Records to process:
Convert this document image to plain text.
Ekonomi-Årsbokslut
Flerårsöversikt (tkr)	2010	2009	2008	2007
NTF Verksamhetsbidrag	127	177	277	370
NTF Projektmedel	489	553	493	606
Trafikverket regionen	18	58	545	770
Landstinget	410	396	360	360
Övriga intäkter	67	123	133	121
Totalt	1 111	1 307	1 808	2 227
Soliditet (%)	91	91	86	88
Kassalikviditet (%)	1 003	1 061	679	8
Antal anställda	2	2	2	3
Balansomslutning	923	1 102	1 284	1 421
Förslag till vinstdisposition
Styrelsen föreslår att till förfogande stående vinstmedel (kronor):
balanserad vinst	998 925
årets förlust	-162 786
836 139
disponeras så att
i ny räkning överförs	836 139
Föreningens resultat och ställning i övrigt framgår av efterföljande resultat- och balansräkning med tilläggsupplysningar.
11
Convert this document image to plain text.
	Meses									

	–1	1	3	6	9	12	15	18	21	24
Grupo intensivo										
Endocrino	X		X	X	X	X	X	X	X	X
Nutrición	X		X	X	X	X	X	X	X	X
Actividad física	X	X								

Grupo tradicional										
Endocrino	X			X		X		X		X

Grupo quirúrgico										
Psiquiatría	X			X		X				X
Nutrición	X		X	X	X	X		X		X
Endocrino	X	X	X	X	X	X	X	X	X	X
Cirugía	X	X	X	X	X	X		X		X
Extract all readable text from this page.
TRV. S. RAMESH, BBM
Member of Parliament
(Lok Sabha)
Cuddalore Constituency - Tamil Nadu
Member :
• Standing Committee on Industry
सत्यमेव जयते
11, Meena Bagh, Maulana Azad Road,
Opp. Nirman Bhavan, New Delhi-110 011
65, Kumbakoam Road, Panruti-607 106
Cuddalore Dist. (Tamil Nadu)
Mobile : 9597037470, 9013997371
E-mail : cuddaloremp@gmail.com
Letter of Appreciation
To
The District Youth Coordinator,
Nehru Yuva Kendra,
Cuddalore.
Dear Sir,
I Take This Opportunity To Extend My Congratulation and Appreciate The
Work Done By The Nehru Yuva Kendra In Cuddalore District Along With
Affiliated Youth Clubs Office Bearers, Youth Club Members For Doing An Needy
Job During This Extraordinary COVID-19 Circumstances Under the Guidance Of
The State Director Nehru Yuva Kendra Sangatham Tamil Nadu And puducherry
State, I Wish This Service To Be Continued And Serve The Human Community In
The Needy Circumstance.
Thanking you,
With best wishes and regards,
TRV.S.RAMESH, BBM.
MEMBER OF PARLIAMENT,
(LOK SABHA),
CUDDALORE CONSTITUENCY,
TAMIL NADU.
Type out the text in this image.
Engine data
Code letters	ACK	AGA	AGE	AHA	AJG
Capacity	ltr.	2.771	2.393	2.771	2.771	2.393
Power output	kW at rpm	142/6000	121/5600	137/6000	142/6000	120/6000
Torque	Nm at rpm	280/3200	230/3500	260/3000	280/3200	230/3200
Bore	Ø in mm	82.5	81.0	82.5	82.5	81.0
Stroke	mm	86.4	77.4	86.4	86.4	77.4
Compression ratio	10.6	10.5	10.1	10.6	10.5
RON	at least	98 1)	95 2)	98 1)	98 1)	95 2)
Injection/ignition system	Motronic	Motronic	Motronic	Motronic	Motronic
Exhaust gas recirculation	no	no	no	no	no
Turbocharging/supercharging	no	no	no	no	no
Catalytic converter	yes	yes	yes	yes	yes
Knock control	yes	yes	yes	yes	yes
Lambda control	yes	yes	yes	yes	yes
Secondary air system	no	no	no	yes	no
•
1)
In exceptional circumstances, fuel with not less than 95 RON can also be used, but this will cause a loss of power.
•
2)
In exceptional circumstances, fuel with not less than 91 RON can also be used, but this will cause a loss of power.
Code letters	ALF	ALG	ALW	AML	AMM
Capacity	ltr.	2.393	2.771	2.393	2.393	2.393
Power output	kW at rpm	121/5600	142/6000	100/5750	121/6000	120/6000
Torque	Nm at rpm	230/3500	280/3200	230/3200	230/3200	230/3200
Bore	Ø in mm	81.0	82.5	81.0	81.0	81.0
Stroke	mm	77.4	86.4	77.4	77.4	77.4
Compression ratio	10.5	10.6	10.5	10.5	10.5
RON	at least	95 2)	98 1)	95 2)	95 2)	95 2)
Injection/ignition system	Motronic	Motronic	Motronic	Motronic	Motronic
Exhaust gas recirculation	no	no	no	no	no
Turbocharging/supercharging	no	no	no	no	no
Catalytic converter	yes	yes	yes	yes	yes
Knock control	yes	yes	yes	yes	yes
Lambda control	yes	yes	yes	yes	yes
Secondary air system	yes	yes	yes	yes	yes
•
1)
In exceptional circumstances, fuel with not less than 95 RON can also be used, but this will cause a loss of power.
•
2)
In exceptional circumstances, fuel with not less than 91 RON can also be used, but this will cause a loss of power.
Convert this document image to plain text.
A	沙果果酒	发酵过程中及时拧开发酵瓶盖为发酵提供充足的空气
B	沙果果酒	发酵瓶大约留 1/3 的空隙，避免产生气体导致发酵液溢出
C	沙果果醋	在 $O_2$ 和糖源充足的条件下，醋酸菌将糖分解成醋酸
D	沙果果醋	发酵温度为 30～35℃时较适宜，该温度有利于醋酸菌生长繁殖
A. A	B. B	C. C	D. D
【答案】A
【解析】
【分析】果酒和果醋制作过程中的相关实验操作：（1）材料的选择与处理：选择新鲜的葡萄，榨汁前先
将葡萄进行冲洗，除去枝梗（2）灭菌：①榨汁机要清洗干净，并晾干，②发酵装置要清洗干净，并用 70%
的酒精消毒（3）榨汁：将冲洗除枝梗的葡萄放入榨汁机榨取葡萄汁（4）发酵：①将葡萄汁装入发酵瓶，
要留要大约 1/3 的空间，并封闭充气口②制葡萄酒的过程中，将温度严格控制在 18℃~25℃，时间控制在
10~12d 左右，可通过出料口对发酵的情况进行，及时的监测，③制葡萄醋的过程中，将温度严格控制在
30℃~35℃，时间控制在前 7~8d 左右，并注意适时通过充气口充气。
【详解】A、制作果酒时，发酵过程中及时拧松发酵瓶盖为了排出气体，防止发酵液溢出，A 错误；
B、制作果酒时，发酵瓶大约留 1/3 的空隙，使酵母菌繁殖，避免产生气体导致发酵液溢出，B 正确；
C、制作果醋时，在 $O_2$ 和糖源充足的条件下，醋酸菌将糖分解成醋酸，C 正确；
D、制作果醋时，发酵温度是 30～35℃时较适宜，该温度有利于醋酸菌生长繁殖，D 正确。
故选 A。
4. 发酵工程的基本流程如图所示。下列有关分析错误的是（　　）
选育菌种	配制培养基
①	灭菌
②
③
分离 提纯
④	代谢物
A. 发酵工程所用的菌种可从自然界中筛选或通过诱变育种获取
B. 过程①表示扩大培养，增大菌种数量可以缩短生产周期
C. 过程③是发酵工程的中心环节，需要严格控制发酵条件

Exercise:
Exactly reproduce the material above.

The output:
Convert this document image to plain text.
Ekonomi-Årsbokslut
Flerårsöversikt (tkr)	2010	2009	2008	2007
NTF Verksamhetsbidrag	127	177	277	370
NTF Projektmedel	489	553	493	606
Trafikverket regionen	18	58	545	770
Landstinget	410	396	360	360
Övriga intäkter	67	123	133	121
Totalt	1 111	1 307	1 808	2 227
Soliditet (%)	91	91	86	88
Kassalikviditet (%)	1 003	1 061	679	8
Antal anställda	2	2	2	3
Balansomslutning	923	1 102	1 284	1 421
Förslag till vinstdisposition
Styrelsen föreslår att till förfogande stående vinstmedel (kronor):
balanserad vinst	998 925
årets förlust	-162 786
836 139
disponeras så att
i ny räkning överförs	836 139
Föreningens resultat och ställning i övrigt framgår av efterföljande resultat- och balansräkning med tilläggsupplysningar.
11
Convert this document image to plain text.
	Meses									

	–1	1	3	6	9	12	15	18	21	24
Grupo intensivo										
Endocrino	X		X	X	X	X	X	X	X	X
Nutrición	X		X	X	X	X	X	X	X	X
Actividad física	X	X								

Grupo tradicional										
Endocrino	X			X		X		X		X

Grupo quirúrgico										
Psiquiatría	X			X		X				X
Nutrición	X		X	X	X	X		X		X
Endocrino	X	X	X	X	X	X	X	X	X	X
Cirugía	X	X	X	X	X	X		X		X
Extract all readable text from this page.
TRV. S. RAMESH, BBM
Member of Parliament
(Lok Sabha)
Cuddalore Constituency - Tamil Nadu
Member :
• Standing Committee on Industry
सत्यमेव जयते
11, Meena Bagh, Maulana Azad Road,
Opp. Nirman Bhavan, New Delhi-110 011
65, Kumbakoam Road, Panruti-607 106
Cuddalore Dist. (Tamil Nadu)
Mobile : 9597037470, 9013997371
E-mail : cuddaloremp@gmail.com
Letter of Appreciation
To
The District Youth Coordinator,
Nehru Yuva Kendra,
Cuddalore.
Dear Sir,
I Take This Opportunity To Extend My Congratulation and Appreciate The
Work Done By The Nehru Yuva Kendra In Cuddalore District Along With
Affiliated Youth Clubs Office Bearers, Youth Club Members For Doing An Needy
Job During This Extraordinary COVID-19 Circumstances Under the Guidance Of
The State Director Nehru Yuva Kendra Sangatham Tamil Nadu And puducherry
State, I Wish This Service To Be Continued And Serve The Human Community In
The Needy Circumstance.
Thanking you,
With best wishes and regards,
TRV.S.RAMESH, BBM.
MEMBER OF PARLIAMENT,
(LOK SABHA),
CUDDALORE CONSTITUENCY,
TAMIL NADU.
Type out the text in this image.
Engine data
Code letters	ACK	AGA	AGE	AHA	AJG
Capacity	ltr.	2.771	2.393	2.771	2.771	2.393
Power output	kW at rpm	142/6000	121/5600	137/6000	142/6000	120/6000
Torque	Nm at rpm	280/3200	230/3500	260/3000	280/3200	230/3200
Bore	Ø in mm	82.5	81.0	82.5	82.5	81.0
Stroke	mm	86.4	77.4	86.4	86.4	77.4
Compression ratio	10.6	10.5	10.1	10.6	10.5
RON	at least	98 1)	95 2)	98 1)	98 1)	95 2)
Injection/ignition system	Motronic	Motronic	Motronic	Motronic	Motronic
Exhaust gas recirculation	no	no	no	no	no
Turbocharging/supercharging	no	no	no	no	no
Catalytic converter	yes	yes	yes	yes	yes
Knock control	yes	yes	yes	yes	yes
Lambda control	yes	yes	yes	yes	yes
Secondary air system	no	no	no	yes	no
•
1)
In exceptional circumstances, fuel with not less than 95 RON can also be used, but this will cause a loss of power.
•
2)
In exceptional circumstances, fuel with not less than 91 RON can also be used, but this will cause a loss of power.
Code letters	ALF	ALG	ALW	AML	AMM
Capacity	ltr.	2.393	2.771	2.393	2.393	2.393
Power output	kW at rpm	121/5600	142/6000	100/5750	121/6000	120/6000
Torque	Nm at rpm	230/3500	280/3200	230/3200	230/3200	230/3200
Bore	Ø in mm	81.0	82.5	81.0	81.0	81.0
Stroke	mm	77.4	86.4	77.4	77.4	77.4
Compression ratio	10.5	10.6	10.5	10.5	10.5
RON	at least	95 2)	98 1)	95 2)	95 2)	95 2)
Injection/ignition system	Motronic	Motronic	Motronic	Motronic	Motronic
Exhaust gas recirculation	no	no	no	no	no
Turbocharging/supercharging	no	no	no	no	no
Catalytic converter	yes	yes	yes	yes	yes
Knock control	yes	yes	yes	yes	yes
Lambda control	yes	yes	yes	yes	yes
Secondary air system	yes	yes	yes	yes	yes
•
1)
In exceptional circumstances, fuel with not less than 95 RON can also be used, but this will cause a loss of power.
•
2)
In exceptional circumstances, fuel with not less than 91 RON can also be used, but this will cause a loss of power.
Convert this document image to plain text.
A	沙果果酒	发酵过程中及时拧开发酵瓶盖为发酵提供充足的空气
B	沙果果酒	发酵瓶大约留 1/3 的空隙，避免产生气体导致发酵液溢出
C	沙果果醋	在 $O_2$ 和糖源充足的条件下，醋酸菌将糖分解成醋酸
D	沙果果醋	发酵温度为 30～35℃时较适宜，该温度有利于醋酸菌生长繁殖
A. A	B. B	C. C	D. D
【答案】A
【解析】
【分析】果酒和果醋制作过程中的相关实验操作：（1）材料的选择与处理：选择新鲜的葡萄，榨汁前先
将葡萄进行冲洗，除去枝梗（2）灭菌：①榨汁机要清洗干净，并晾干，②发酵装置要清洗干净，并用 70%
的酒精消毒（3）榨汁：将冲洗除枝梗的葡萄放入榨汁机榨取葡萄汁（4）发酵：①将葡萄汁装入发酵瓶，
要留要大约 1/3 的空间，并封闭充气口②制葡萄酒的过程中，将温度严格控制在 18℃~25℃，时间控制在
10~12d 左右，可通过出料口对发酵的情况进行，及时的监测，③制葡萄醋的过程中，将温度严格控制在
30℃~35℃，时间控制在前 7~8d 左右，并注意适时通过充气口充气。
【详解】A、制作果酒时，发酵过程中及时拧松发酵瓶盖为了排出气体，防止发酵液溢出，A 错误；
B、制作果酒时，发酵瓶大约留 1/3 的空隙，使酵母菌繁殖，避免产生气体导致发酵液溢出，B 正确；
C、制作果醋时，在 $O_2$ 和糖源充足的条件下，醋酸菌将糖分解成醋酸，C 正确；
D、制作果醋时，发酵温度是 30～35℃时较适宜，该温度有利于醋酸菌生长繁殖，D 正确。
故选 A。
4. 发酵工程的基本流程如图所示。下列有关分析错误的是（　　）
选育菌种	配制培养基
①	灭菌
②
③
分离 提纯
④	代谢物
A. 发酵工程所用的菌种可从自然界中筛选或通过诱变育种获取
B. 过程①表示扩大培养，增大菌种数量可以缩短生产周期
C. 过程③是发酵工程的中心环节，需要严格控制发酵条件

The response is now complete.